Recorded information:
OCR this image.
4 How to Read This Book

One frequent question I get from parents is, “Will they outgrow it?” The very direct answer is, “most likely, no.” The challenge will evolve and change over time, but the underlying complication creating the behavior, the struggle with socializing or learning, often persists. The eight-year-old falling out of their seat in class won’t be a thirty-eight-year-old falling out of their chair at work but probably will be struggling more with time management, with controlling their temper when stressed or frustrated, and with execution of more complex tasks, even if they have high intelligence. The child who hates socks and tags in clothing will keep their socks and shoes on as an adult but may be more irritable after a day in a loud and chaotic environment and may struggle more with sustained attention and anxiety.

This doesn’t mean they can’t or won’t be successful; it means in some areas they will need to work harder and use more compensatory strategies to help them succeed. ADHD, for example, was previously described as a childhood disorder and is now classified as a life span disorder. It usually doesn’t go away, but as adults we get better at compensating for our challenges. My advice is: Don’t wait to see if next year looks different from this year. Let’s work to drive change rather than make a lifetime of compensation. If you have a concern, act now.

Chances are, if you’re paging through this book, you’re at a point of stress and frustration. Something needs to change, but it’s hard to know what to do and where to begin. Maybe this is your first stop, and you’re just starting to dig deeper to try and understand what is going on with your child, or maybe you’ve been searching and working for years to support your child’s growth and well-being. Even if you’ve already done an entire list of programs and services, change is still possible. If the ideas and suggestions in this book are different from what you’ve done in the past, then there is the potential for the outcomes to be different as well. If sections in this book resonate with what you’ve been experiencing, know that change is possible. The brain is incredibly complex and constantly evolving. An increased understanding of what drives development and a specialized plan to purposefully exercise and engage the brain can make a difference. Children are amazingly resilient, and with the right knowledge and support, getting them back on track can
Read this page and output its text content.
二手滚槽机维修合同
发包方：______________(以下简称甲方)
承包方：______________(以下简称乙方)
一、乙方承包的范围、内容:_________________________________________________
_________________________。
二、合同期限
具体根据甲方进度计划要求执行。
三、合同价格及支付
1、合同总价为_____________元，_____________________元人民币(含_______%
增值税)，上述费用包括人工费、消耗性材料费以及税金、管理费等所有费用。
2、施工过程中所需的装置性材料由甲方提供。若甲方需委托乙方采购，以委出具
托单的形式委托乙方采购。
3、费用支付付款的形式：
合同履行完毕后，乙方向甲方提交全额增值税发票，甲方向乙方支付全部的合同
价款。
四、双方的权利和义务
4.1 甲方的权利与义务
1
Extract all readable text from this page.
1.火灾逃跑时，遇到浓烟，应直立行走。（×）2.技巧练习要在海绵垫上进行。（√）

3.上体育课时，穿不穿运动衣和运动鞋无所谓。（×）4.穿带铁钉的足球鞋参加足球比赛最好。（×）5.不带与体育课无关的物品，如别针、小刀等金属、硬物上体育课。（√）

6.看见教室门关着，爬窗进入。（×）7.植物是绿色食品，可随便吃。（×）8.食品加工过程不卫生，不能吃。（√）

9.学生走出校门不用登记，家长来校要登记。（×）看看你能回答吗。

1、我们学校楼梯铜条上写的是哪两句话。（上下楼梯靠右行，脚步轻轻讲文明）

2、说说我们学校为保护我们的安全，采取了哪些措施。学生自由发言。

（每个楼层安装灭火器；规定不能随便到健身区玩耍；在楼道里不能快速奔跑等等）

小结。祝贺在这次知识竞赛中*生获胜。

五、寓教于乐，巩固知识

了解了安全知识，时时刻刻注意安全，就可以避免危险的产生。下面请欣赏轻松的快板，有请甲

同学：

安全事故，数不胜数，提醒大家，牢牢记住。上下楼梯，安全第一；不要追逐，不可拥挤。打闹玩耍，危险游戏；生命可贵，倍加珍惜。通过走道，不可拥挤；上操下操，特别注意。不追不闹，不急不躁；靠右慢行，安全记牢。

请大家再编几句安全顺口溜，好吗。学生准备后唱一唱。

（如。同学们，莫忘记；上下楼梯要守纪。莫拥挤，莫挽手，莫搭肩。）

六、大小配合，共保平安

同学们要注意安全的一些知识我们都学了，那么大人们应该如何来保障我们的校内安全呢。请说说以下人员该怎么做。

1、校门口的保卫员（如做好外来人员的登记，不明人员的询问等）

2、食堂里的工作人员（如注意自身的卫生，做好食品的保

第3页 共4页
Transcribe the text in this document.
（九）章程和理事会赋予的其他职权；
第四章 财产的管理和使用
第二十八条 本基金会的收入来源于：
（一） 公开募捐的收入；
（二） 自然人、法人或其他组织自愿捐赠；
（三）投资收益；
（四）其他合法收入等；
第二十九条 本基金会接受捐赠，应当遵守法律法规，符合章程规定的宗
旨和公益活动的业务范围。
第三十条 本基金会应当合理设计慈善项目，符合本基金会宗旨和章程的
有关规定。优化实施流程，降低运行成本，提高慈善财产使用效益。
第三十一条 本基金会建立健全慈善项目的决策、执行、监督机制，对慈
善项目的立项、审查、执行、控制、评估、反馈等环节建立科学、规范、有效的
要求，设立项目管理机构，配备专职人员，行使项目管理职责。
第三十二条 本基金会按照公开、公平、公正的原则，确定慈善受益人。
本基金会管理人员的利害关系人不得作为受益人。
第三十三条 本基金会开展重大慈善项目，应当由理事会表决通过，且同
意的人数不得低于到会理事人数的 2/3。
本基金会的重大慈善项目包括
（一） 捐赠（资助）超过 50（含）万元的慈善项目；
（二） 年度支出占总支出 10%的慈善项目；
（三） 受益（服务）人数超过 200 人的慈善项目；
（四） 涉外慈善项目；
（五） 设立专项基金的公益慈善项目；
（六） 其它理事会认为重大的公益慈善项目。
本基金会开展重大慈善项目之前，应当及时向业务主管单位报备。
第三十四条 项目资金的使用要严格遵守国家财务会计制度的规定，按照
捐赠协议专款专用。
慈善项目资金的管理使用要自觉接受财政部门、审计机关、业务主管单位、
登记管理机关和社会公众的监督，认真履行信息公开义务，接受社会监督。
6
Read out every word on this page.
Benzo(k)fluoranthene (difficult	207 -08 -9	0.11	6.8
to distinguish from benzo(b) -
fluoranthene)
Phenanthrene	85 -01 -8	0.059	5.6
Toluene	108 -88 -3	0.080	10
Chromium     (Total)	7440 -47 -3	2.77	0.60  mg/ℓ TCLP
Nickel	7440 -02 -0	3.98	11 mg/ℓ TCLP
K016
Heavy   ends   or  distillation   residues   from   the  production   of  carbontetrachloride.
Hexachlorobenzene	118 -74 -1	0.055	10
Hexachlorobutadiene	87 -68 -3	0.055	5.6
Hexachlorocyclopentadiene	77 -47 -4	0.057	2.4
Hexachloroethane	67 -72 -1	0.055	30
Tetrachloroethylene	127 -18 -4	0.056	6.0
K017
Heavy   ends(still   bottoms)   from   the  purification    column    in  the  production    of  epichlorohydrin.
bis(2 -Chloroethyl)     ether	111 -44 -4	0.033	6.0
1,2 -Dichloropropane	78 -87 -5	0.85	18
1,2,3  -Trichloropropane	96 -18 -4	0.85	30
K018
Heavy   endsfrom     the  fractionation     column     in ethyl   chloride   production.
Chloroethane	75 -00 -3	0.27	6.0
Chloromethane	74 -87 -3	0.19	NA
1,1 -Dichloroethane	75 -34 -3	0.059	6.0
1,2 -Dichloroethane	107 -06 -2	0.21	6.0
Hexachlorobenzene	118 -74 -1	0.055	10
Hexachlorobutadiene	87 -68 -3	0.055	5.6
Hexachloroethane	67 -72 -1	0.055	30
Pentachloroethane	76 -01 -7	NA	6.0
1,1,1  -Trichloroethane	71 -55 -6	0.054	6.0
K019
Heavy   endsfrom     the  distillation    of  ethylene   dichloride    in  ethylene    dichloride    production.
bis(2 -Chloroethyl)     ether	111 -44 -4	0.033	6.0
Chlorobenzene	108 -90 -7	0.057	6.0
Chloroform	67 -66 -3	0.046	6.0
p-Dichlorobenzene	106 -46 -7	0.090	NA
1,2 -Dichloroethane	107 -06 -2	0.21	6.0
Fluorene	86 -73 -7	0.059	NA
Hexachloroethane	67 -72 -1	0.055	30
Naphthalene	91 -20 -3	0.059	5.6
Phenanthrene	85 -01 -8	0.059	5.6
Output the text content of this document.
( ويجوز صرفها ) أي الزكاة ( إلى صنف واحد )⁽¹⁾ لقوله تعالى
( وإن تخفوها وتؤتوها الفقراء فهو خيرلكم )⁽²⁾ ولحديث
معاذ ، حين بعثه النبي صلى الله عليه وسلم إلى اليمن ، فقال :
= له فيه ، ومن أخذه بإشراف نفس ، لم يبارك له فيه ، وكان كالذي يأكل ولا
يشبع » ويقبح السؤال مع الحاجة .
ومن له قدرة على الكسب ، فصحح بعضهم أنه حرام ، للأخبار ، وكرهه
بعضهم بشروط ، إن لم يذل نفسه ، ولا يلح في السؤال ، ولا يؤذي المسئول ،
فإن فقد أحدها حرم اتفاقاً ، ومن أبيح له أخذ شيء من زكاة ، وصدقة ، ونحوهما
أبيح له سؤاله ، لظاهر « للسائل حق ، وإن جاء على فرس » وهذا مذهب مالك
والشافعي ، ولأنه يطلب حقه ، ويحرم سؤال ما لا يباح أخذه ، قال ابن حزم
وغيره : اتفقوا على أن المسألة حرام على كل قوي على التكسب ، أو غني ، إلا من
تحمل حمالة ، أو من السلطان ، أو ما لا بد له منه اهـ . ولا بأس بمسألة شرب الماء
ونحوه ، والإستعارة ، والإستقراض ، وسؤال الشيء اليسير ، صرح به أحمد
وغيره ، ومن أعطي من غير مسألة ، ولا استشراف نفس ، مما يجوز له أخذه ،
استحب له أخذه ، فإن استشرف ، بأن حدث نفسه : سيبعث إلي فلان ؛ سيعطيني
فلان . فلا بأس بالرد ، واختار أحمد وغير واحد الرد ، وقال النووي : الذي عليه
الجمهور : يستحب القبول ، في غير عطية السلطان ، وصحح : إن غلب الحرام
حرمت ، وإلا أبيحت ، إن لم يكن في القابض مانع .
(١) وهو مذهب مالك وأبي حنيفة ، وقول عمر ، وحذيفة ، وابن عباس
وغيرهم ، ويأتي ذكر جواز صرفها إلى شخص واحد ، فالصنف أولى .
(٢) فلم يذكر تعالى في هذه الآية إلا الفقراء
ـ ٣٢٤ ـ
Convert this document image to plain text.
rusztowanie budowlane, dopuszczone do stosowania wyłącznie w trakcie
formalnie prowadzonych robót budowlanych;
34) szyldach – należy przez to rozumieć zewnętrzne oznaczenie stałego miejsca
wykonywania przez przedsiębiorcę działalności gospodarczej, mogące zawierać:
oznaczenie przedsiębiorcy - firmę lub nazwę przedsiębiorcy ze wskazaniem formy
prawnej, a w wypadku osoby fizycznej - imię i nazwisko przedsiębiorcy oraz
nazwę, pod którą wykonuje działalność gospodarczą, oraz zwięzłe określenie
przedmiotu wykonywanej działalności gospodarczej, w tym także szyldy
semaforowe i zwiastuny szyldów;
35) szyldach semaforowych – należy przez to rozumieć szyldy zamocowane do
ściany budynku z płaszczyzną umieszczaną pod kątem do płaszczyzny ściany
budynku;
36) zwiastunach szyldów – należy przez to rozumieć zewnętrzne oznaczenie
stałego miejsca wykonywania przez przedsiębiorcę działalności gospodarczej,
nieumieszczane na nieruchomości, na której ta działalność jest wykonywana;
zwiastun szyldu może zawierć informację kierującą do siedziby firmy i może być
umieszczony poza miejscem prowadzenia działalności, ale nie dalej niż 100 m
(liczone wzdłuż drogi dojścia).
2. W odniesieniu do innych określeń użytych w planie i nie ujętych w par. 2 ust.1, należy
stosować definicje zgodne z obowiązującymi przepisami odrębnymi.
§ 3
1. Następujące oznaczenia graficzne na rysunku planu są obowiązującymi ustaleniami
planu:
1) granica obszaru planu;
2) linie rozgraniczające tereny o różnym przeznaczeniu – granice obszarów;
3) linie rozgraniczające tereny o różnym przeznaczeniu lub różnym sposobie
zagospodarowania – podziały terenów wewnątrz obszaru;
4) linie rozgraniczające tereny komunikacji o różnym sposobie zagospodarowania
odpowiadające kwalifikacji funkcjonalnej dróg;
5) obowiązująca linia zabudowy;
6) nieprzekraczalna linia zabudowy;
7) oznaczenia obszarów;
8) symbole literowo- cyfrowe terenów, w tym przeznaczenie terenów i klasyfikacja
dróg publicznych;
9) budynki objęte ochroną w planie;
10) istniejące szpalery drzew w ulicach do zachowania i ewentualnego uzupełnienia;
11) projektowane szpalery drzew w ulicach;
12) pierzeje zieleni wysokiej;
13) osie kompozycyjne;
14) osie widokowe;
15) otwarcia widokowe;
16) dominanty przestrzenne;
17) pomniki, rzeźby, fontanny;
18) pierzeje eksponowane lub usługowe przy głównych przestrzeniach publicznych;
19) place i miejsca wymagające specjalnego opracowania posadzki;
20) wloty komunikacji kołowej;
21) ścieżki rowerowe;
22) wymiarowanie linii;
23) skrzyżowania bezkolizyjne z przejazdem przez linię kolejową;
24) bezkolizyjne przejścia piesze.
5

Aim: Every line above that contains the word "obszarów" should be reported.

Complete response:
2) linie rozgraniczające tereny o różnym przeznaczeniu – granice obszarów;
7) oznaczenia obszarów;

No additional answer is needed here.